*** RECORDS TO USE ***
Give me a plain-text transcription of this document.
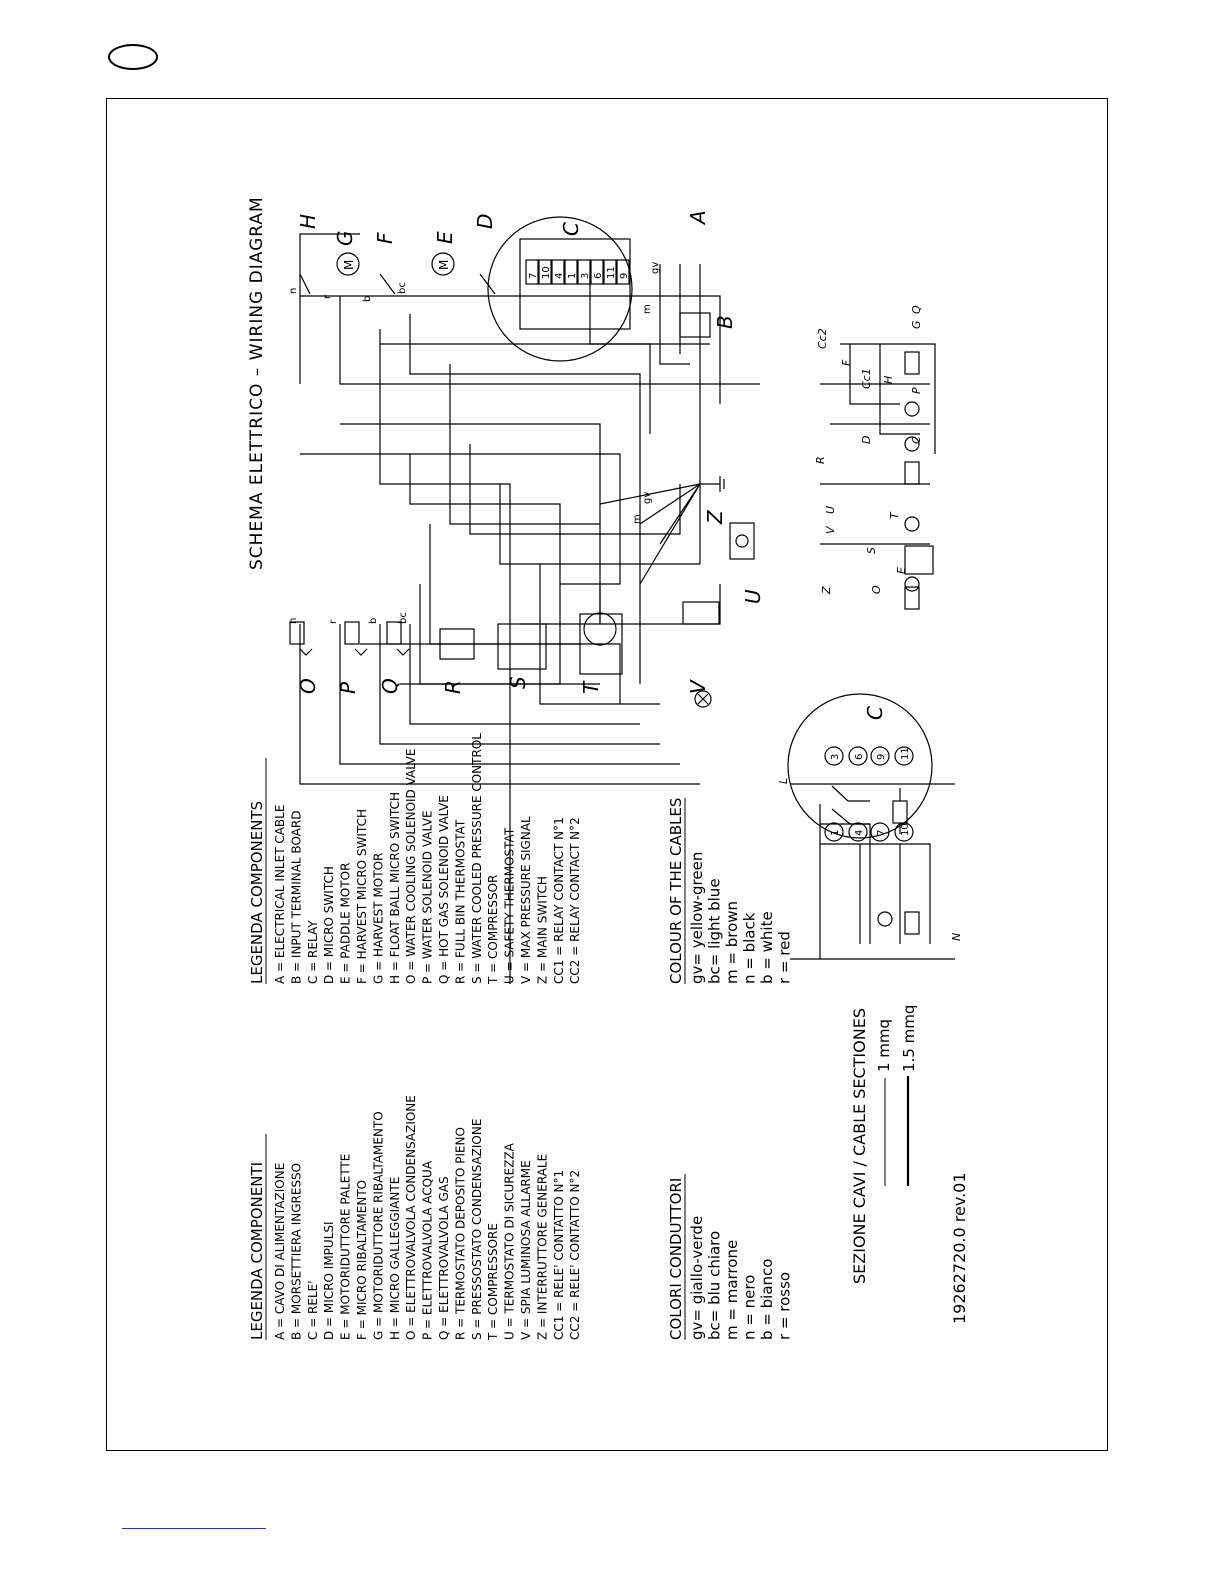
SCHEMA ELETTRICO – WIRING DIAGRAM
LEGENDA COMPONENTI A = CAVO DI ALIMENTAZIONE B = MORSETTIERA INGRESSO C = RELE' D = MICRO IMPULSI E = MOTORIDUTTORE PALETTE F = MICRO RIBALTAMENTO G = MOTORIDUTTORE RIBALTAMENTO H = MICRO GALLEGGIANTE O = ELETTROVALVOLA CONDENSAZIONE P = ELETTROVALVOLA ACQUA Q = ELETTROVALVOLA GAS R = TERMOSTATO DEPOSITO PIENO S = PRESSOSTATO CONDENSAZIONE T = COMPRESSORE U = TERMOSTATO DI SICUREZZA V = SPIA LUMINOSA ALLARME Z = INTERRUTTORE GENERALE CC1 = RELE' CONTATTO N°1 CC2 = RELE' CONTATTO N°2
LEGENDA COMPONENTS A = ELECTRICAL INLET CABLE B = INPUT TERMINAL BOARD C = RELAY D = MICRO SWITCH E = PADDLE MOTOR F = HARVEST MICRO SWITCH G = HARVEST MOTOR H = FLOAT BALL MICRO SWITCH O = WATER COOLING SOLENOID VALVE P = WATER SOLENOID VALVE Q = HOT GAS SOLENOID VALVE R = FULL BIN THERMOSTAT S = WATER COOLED PRESSURE CONTROL T = COMPRESSOR U = SAFETY THERMOSTAT V = MAX PRESSURE SIGNAL Z = MAIN SWITCH CC1 = RELAY CONTACT N°1 CC2 = RELAY CONTACT N°2
COLORI CONDUTTORI gv= giallo-verde bc= blu chiaro m = marrone n = nero b = bianco r = rosso
COLOUR OF THE CABLES gv= yellow-green bc= light blue m = brown n = black b = white r = red
SEZIONE CAVI / CABLE SECTIONES 1 mmq 1.5 mmq
19262720.0 rev.01
C
3 6 9 11
1 4 7 10
7 10 4 1 3 6 11 9
H
G F E
D
C
A
B
O P Q R S T	V
U
Z
M	M
Cc2
F
H
Cc1
D
R
V
U
E
T
S
O
Z
C
P
G
Q
L
N
n
r	b
bc
m
gv
n	r	b bc
m
gv
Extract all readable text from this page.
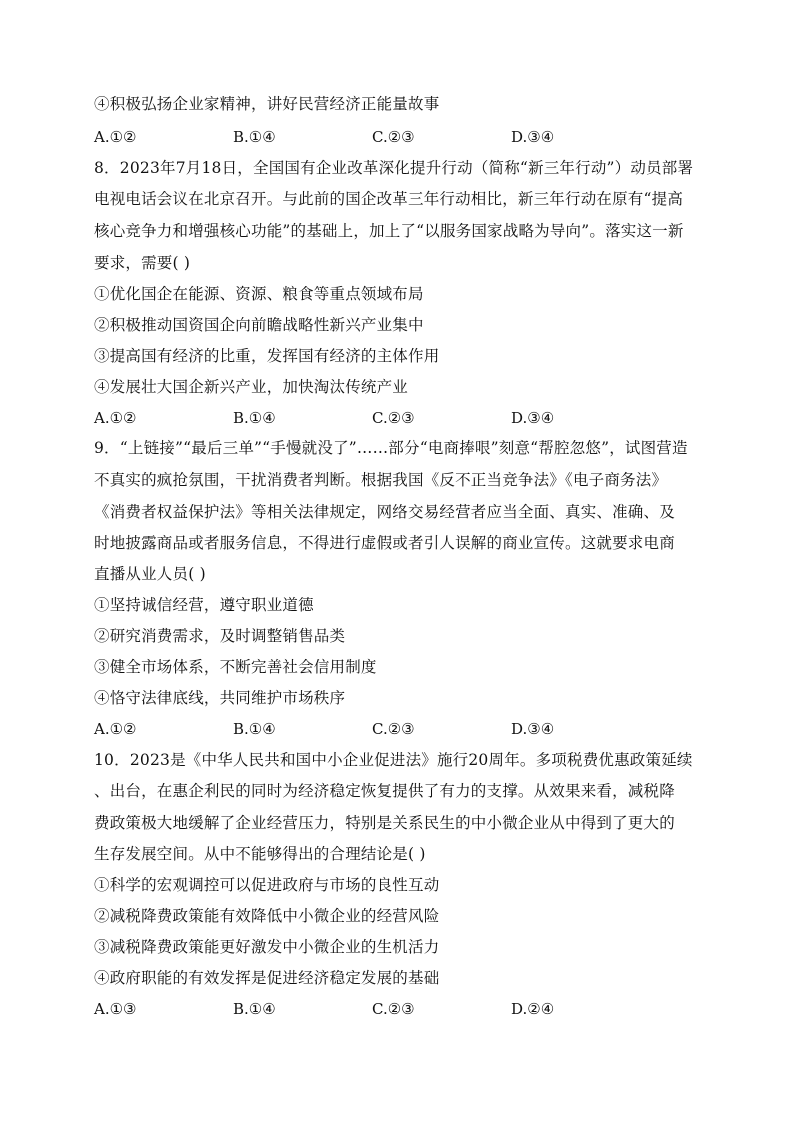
④积极弘扬企业家精神，讲好民营经济正能量故事
A.①②	B.①④	C.②③	D.③④
8．2023年7月18日，全国国有企业改革深化提升行动（简称“新三年行动”）动员部署
电视电话会议在北京召开。与此前的国企改革三年行动相比，新三年行动在原有“提高
核心竞争力和增强核心功能”的基础上，加上了“以服务国家战略为导向”。落实这一新
要求，需要( )
①优化国企在能源、资源、粮食等重点领域布局
②积极推动国资国企向前瞻战略性新兴产业集中
③提高国有经济的比重，发挥国有经济的主体作用
④发展壮大国企新兴产业，加快淘汰传统产业
A.①②	B.①④	C.②③	D.③④
9．“上链接”“最后三单”“手慢就没了”……部分“电商捧哏”刻意“帮腔忽悠”，试图营造
不真实的疯抢氛围，干扰消费者判断。根据我国《反不正当竞争法》《电子商务法》
《消费者权益保护法》等相关法律规定，网络交易经营者应当全面、真实、准确、及
时地披露商品或者服务信息，不得进行虚假或者引人误解的商业宣传。这就要求电商
直播从业人员( )
①坚持诚信经营，遵守职业道德
②研究消费需求，及时调整销售品类
③健全市场体系，不断完善社会信用制度
④恪守法律底线，共同维护市场秩序
A.①②	B.①④	C.②③	D.③④
10．2023是《中华人民共和国中小企业促进法》施行20周年。多项税费优惠政策延续
、出台，在惠企利民的同时为经济稳定恢复提供了有力的支撑。从效果来看，减税降
费政策极大地缓解了企业经营压力，特别是关系民生的中小微企业从中得到了更大的
生存发展空间。从中不能够得出的合理结论是( )
①科学的宏观调控可以促进政府与市场的良性互动
②减税降费政策能有效降低中小微企业的经营风险
③减税降费政策能更好激发中小微企业的生机活力
④政府职能的有效发挥是促进经济稳定发展的基础
A.①③	B.①④	C.②③	D.②④
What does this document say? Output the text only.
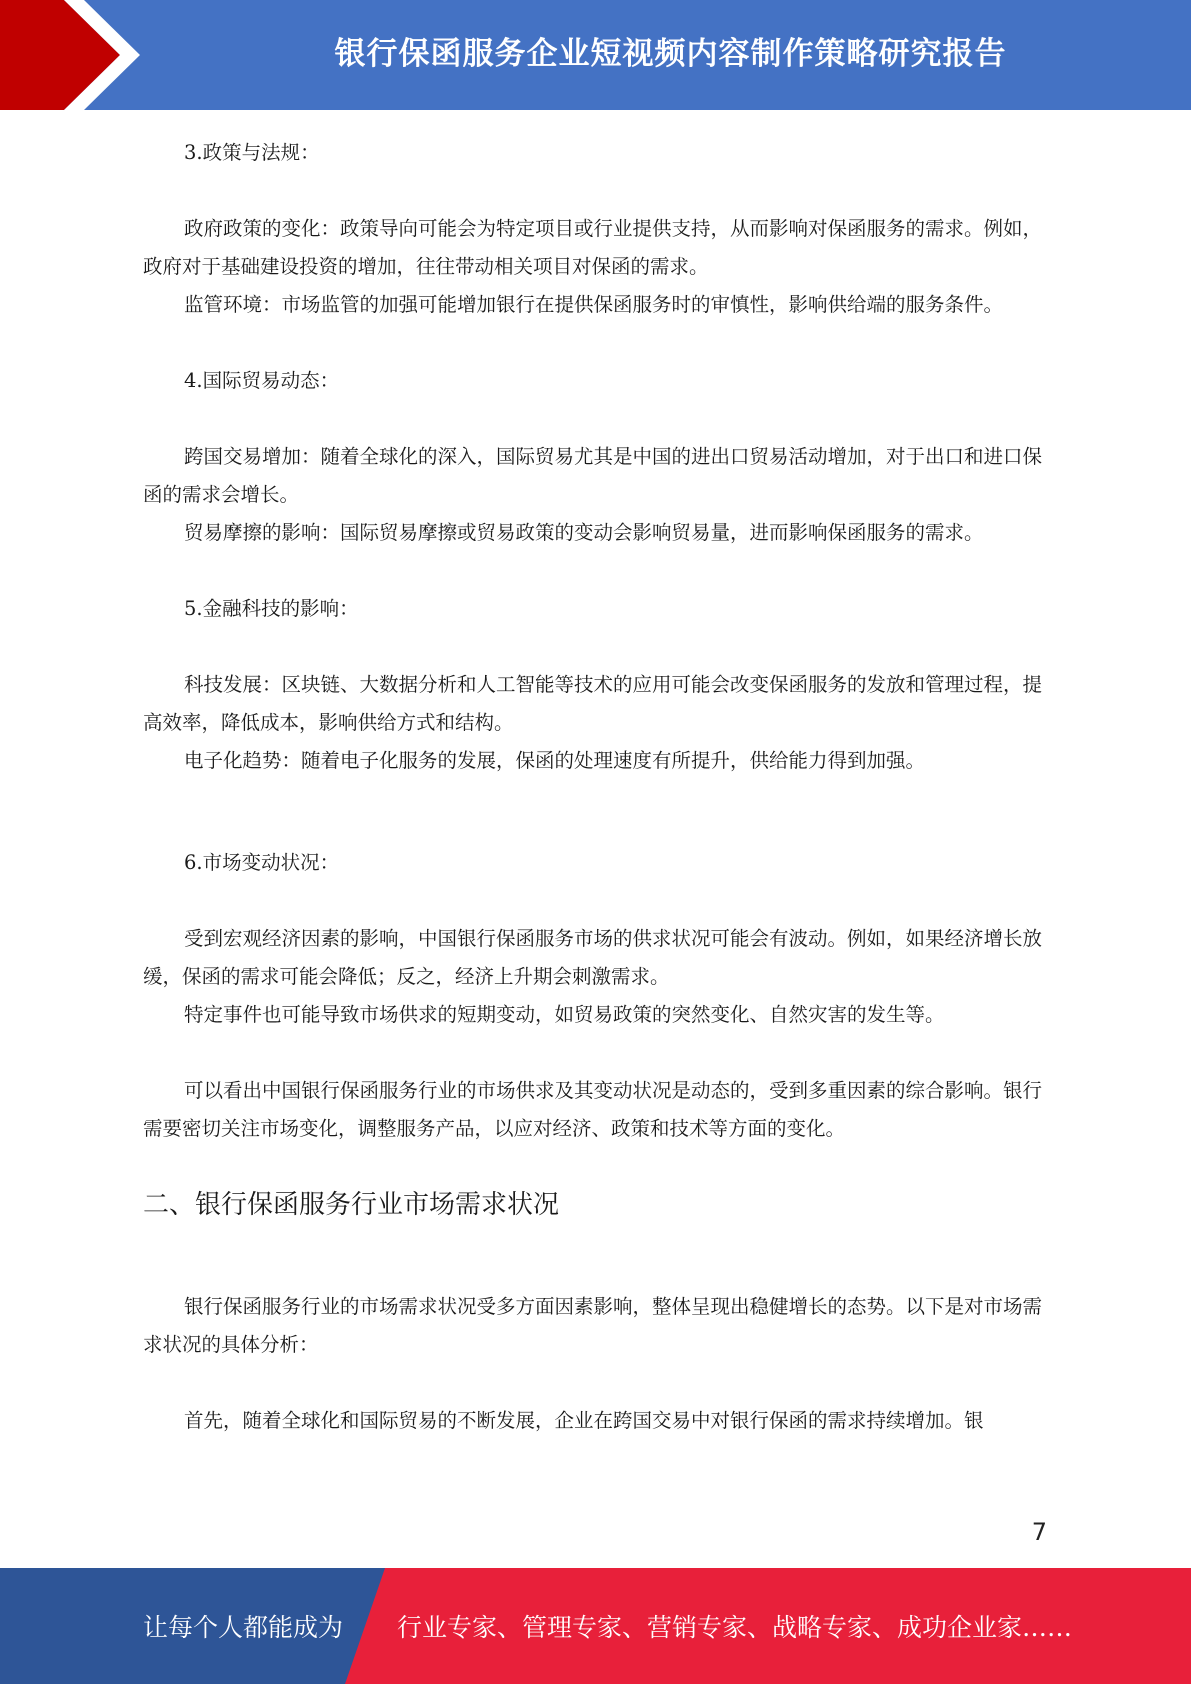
银行保函服务企业短视频内容制作策略研究报告

3.政策与法规：

政府政策的变化：政策导向可能会为特定项目或行业提供支持，从而影响对保函服务的需求。例如，政府对于基础建设投资的增加，往往带动相关项目对保函的需求。

监管环境：市场监管的加强可能增加银行在提供保函服务时的审慎性，影响供给端的服务条件。

4.国际贸易动态：

跨国交易增加：随着全球化的深入，国际贸易尤其是中国的进出口贸易活动增加，对于出口和进口保函的需求会增长。

贸易摩擦的影响：国际贸易摩擦或贸易政策的变动会影响贸易量，进而影响保函服务的需求。

5.金融科技的影响：

科技发展：区块链、大数据分析和人工智能等技术的应用可能会改变保函服务的发放和管理过程，提高效率，降低成本，影响供给方式和结构。

电子化趋势：随着电子化服务的发展，保函的处理速度有所提升，供给能力得到加强。

6.市场变动状况：

受到宏观经济因素的影响，中国银行保函服务市场的供求状况可能会有波动。例如，如果经济增长放缓，保函的需求可能会降低；反之，经济上升期会刺激需求。

特定事件也可能导致市场供求的短期变动，如贸易政策的突然变化、自然灾害的发生等。

可以看出中国银行保函服务行业的市场供求及其变动状况是动态的，受到多重因素的综合影响。银行需要密切关注市场变化，调整服务产品，以应对经济、政策和技术等方面的变化。

二、银行保函服务行业市场需求状况

银行保函服务行业的市场需求状况受多方面因素影响，整体呈现出稳健增长的态势。以下是对市场需求状况的具体分析：

首先，随着全球化和国际贸易的不断发展，企业在跨国交易中对银行保函的需求持续增加。银

7
让每个人都能成为 行业专家、管理专家、营销专家、战略专家、成功企业家……
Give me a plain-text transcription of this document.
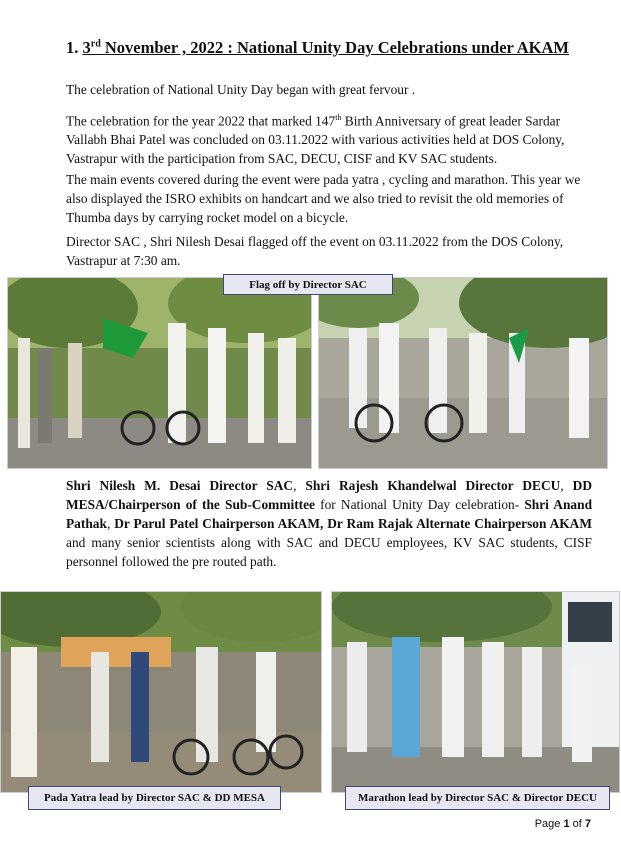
1. 3rd November , 2022 : National Unity Day Celebrations under AKAM

The celebration of National Unity Day began with great fervour .

The celebration for the year 2022 that marked 147th Birth Anniversary of great leader Sardar Vallabh Bhai Patel was concluded on 03.11.2022 with various activities held at DOS Colony, Vastrapur with the participation from SAC, DECU, CISF and KV SAC students.

The main events covered during the event were pada yatra , cycling and marathon. This year we also displayed the ISRO exhibits on handcart and we also tried to revisit the old memories of Thumba days by carrying rocket model on a bicycle.

Director SAC , Shri Nilesh Desai flagged off the event on 03.11.2022 from the DOS Colony, Vastrapur at 7:30 am.

Flag off by Director SAC

Shri Nilesh M. Desai Director SAC, Shri Rajesh Khandelwal Director DECU, DD MESA/Chairperson of the Sub-Committee for National Unity Day celebration- Shri Anand Pathak, Dr Parul Patel Chairperson AKAM, Dr Ram Rajak Alternate Chairperson AKAM and many senior scientists along with SAC and DECU employees, KV SAC students, CISF personnel followed the pre routed path.

Pada Yatra lead by Director SAC & DD MESA	Marathon lead by Director SAC & Director DECU
Page 1 of 7
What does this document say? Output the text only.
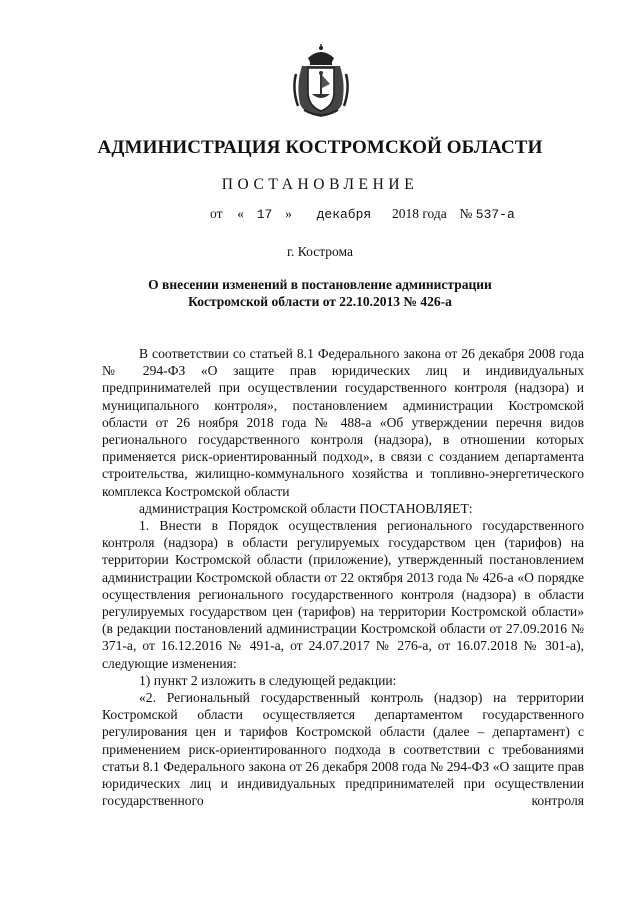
АДМИНИСТРАЦИЯ КОСТРОМСКОЙ ОБЛАСТИ
ПОСТАНОВЛЕНИЕ
от « 17 » декабря 2018 года № 537-а
г. Кострома
О внесении изменений в постановление администрации
Костромской области от 22.10.2013 № 426-а

В соответствии со статьей 8.1 Федерального закона от 26 декабря 2008 года № 294-ФЗ «О защите прав юридических лиц и индивидуальных предпринимателей при осуществлении государственного контроля (надзора) и муниципального контроля», постановлением администрации Костромской области от 26 ноября 2018 года № 488-а «Об утверждении перечня видов регионального государственного контроля (надзора), в отношении которых применяется риск-ориентированный подход», в связи с созданием департамента строительства, жилищно-коммунального хозяйства и топливно-энергетического комплекса Костромской области

администрация Костромской области ПОСТАНОВЛЯЕТ:

1. Внести в Порядок осуществления регионального государственного контроля (надзора) в области регулируемых государством цен (тарифов) на территории Костромской области (приложение), утвержденный постановлением администрации Костромской области от 22 октября 2013 года № 426-а «О порядке осуществления регионального государственного контроля (надзора) в области регулируемых государством цен (тарифов) на территории Костромской области» (в редакции постановлений администрации Костромской области от 27.09.2016 № 371-а, от 16.12.2016 № 491-а, от 24.07.2017 № 276-а, от 16.07.2018 № 301-а), следующие изменения:

1) пункт 2 изложить в следующей редакции:

«2. Региональный государственный контроль (надзор) на территории Костромской области осуществляется департаментом государственного регулирования цен и тарифов Костромской области (далее – департамент) с применением риск-ориентированного подхода в соответствии с требованиями статьи 8.1 Федерального закона от 26 декабря 2008 года № 294-ФЗ «О защите прав юридических лиц и индивидуальных предпринимателей при осуществлении государственного контроля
***
● EXERCISE OBJECTIVE
Above are lines of data; state how many of them contain the word "MESA", with no other output.

● COMPLETE RESPONSE
2